Requirements ::
Identify every line below that contains the string "FAMA" and copy each one.

(Dataset records)
--*--

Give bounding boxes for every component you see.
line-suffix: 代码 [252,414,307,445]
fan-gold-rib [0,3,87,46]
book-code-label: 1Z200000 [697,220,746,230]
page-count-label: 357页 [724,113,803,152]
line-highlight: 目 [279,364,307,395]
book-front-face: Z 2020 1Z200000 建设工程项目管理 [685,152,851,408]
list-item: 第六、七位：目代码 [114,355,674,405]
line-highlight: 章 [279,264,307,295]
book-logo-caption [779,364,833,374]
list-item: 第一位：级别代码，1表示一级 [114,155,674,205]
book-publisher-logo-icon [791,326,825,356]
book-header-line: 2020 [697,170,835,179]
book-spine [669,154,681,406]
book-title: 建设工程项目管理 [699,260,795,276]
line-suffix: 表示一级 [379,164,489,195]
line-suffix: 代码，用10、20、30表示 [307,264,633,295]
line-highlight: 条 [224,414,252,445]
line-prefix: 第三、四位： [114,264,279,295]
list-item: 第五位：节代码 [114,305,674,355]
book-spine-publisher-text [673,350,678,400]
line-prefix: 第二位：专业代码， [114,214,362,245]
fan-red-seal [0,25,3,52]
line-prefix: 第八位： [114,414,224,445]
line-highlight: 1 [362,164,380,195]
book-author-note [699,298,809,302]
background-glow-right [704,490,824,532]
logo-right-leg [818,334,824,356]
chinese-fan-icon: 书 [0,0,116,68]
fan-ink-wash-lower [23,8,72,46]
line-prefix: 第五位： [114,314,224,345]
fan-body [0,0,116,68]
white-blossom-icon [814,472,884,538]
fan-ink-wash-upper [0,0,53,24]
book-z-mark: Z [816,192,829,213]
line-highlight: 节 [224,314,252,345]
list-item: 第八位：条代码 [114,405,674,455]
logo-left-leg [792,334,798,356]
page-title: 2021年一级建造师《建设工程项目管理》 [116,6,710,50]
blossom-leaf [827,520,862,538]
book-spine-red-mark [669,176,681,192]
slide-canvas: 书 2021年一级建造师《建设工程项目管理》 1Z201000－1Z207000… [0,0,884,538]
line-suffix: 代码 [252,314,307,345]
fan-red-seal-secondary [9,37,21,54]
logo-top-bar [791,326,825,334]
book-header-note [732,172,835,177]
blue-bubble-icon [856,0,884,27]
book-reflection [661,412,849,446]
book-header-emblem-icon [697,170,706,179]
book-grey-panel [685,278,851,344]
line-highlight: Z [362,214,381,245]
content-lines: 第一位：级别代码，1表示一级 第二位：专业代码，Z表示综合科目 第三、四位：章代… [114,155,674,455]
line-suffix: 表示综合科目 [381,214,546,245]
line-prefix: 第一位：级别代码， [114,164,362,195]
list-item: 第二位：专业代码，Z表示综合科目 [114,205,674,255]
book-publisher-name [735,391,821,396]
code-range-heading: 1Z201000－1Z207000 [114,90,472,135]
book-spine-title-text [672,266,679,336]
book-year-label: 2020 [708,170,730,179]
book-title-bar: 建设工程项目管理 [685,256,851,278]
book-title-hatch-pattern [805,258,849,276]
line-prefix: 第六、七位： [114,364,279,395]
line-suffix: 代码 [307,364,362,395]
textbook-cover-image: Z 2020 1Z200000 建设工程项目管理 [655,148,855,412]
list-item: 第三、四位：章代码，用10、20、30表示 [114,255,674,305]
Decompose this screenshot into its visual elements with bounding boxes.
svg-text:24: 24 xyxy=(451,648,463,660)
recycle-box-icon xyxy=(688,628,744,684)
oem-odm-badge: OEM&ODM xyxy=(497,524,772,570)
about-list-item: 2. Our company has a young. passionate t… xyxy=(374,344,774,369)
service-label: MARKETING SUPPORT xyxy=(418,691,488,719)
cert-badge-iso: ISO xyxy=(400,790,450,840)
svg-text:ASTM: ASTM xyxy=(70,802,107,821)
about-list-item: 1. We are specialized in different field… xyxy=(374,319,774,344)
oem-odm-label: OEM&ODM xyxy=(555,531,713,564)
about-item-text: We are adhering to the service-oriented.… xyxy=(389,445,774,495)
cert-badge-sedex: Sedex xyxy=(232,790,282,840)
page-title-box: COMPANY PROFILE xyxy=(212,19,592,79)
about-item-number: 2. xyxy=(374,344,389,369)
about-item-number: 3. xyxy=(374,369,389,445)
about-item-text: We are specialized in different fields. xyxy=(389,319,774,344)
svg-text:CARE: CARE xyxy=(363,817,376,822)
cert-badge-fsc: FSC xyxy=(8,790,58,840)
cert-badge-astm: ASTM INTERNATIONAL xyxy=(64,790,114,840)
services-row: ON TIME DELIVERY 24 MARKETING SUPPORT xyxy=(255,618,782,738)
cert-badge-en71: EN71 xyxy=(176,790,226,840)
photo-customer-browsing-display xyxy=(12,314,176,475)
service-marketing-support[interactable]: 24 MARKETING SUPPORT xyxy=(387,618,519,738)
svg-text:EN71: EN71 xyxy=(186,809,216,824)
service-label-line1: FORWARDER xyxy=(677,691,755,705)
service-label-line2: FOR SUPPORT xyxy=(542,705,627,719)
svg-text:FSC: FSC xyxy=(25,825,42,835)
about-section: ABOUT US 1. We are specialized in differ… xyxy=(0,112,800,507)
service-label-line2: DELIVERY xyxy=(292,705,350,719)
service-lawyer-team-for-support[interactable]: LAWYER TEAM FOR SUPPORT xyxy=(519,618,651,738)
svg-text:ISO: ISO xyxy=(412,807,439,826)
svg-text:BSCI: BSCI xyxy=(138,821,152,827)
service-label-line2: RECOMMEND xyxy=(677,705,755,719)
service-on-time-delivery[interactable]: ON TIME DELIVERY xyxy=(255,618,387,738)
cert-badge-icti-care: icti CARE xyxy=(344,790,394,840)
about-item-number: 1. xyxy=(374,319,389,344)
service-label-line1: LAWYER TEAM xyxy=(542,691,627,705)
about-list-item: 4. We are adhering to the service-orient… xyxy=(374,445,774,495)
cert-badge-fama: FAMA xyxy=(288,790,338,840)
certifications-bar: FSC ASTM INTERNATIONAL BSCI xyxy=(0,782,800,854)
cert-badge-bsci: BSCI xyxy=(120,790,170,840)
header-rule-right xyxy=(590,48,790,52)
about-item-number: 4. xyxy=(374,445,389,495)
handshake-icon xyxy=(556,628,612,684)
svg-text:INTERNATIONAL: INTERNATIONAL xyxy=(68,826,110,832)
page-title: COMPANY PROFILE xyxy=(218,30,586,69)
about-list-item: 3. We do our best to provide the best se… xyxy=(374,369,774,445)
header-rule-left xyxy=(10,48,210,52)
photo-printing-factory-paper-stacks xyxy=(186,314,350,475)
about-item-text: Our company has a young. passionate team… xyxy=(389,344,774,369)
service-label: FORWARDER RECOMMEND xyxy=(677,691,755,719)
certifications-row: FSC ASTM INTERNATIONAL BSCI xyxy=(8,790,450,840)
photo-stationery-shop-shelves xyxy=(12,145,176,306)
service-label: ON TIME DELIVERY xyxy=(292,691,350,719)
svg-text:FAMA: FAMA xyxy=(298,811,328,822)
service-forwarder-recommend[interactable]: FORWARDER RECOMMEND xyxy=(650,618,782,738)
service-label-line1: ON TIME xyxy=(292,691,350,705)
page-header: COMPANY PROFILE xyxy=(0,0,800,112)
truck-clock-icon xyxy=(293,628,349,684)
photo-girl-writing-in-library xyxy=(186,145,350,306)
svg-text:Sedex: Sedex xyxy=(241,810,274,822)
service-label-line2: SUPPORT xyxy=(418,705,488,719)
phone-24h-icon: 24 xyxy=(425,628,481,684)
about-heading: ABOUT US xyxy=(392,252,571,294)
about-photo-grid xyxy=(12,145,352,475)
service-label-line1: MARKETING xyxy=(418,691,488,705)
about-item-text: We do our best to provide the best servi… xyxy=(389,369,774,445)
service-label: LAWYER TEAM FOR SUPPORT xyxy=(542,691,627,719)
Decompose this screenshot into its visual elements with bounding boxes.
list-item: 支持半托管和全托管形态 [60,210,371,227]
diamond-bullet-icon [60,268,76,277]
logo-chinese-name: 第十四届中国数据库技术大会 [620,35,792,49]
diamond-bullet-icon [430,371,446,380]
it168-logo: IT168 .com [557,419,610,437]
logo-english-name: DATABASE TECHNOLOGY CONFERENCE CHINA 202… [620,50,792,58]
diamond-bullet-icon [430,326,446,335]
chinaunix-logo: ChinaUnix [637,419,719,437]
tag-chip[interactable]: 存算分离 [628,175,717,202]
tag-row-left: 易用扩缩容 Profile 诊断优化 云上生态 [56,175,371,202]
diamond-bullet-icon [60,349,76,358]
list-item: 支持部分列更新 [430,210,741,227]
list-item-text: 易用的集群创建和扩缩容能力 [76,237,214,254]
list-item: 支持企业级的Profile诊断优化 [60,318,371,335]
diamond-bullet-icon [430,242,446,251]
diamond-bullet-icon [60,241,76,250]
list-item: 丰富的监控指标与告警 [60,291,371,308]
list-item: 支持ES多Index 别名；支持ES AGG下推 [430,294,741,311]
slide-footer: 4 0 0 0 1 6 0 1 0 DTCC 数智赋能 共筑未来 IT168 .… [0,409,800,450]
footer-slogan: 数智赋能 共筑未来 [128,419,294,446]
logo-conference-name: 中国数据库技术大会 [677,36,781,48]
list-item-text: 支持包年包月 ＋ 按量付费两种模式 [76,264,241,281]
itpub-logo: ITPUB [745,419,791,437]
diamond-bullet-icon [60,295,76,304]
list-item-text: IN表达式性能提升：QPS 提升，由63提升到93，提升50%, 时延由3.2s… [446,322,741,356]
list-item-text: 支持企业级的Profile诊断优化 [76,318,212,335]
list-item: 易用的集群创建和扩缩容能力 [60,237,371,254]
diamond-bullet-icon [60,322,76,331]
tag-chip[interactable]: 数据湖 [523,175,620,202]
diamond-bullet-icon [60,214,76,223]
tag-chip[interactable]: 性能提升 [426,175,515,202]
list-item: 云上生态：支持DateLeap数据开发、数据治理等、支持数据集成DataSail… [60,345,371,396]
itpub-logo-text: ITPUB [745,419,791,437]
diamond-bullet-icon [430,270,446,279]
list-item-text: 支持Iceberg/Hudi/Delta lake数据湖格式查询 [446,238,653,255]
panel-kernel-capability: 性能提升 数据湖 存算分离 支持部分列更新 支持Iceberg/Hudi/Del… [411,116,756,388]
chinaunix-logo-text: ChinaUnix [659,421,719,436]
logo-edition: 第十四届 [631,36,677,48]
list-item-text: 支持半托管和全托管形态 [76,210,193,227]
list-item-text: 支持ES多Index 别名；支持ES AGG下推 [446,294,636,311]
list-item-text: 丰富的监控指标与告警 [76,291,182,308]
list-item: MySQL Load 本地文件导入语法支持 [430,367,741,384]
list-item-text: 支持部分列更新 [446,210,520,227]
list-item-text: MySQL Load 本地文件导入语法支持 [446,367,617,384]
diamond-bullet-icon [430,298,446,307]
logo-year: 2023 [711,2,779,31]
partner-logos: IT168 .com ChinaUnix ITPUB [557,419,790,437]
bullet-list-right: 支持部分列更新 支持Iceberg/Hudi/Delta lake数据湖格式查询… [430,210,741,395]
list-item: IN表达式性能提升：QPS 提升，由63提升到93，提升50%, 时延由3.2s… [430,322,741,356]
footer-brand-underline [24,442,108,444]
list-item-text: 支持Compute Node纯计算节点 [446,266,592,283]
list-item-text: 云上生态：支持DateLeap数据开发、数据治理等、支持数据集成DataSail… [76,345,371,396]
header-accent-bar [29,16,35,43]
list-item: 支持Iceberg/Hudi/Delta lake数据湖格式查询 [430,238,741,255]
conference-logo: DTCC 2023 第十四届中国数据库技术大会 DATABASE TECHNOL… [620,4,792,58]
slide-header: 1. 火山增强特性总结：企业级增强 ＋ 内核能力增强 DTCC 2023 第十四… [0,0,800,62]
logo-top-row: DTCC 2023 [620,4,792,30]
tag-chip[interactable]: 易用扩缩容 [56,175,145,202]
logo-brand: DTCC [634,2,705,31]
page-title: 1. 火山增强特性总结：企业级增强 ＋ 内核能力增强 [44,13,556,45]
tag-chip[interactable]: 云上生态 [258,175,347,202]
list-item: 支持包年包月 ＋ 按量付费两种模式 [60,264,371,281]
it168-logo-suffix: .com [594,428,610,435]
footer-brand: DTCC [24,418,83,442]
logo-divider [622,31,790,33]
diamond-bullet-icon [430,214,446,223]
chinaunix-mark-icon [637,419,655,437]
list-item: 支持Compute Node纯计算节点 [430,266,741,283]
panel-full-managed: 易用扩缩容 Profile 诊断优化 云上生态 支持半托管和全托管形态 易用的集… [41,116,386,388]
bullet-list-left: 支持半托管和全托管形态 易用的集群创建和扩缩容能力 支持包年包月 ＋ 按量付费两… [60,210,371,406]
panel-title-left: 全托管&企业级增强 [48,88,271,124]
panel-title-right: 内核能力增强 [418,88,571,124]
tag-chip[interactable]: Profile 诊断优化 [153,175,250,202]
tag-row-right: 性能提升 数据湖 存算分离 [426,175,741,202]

--*--

Answer to this exercise ::
cert-badge-fama: FAMA xyxy=(288,790,338,840)
svg-text:FAMA: FAMA xyxy=(298,811,328,822)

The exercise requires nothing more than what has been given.